Material -
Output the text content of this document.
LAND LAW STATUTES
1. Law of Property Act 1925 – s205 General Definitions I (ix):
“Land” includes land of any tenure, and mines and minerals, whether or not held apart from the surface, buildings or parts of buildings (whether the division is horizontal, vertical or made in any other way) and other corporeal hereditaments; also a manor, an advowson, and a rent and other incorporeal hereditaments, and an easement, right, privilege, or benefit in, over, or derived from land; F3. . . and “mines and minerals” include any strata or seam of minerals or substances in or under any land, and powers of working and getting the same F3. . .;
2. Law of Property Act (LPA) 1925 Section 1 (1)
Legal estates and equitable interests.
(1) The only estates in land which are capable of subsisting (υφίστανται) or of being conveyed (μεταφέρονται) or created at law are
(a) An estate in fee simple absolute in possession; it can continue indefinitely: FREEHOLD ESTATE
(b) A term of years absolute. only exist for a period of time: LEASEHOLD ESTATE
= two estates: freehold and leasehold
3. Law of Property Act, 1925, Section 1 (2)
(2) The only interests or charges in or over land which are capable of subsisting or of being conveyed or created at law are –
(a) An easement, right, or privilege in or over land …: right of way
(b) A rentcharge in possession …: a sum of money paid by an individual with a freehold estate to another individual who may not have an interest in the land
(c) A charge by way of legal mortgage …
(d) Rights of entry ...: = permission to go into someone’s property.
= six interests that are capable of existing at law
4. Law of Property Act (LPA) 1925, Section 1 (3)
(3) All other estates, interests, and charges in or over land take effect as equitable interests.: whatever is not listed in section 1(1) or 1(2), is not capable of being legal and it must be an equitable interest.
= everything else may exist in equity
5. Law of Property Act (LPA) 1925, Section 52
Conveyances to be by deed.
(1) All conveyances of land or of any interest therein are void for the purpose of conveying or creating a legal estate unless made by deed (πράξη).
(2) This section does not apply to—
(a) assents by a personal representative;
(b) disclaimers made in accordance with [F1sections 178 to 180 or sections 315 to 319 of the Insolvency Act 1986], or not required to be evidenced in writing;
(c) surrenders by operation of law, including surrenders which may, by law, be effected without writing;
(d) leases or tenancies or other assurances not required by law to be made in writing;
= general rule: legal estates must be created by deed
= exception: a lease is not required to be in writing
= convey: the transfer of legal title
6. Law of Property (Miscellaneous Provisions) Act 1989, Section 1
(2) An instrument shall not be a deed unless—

What needs to be done -
Find the word "deed" in the entries, and copy every line it shows up in.

Completed exercise -
Conveyances to be by deed.
(1) All conveyances of land or of any interest therein are void for the purpose of conveying or creating a legal estate unless made by deed (πράξη).
= general rule: legal estates must be created by deed
(2) An instrument shall not be a deed unless—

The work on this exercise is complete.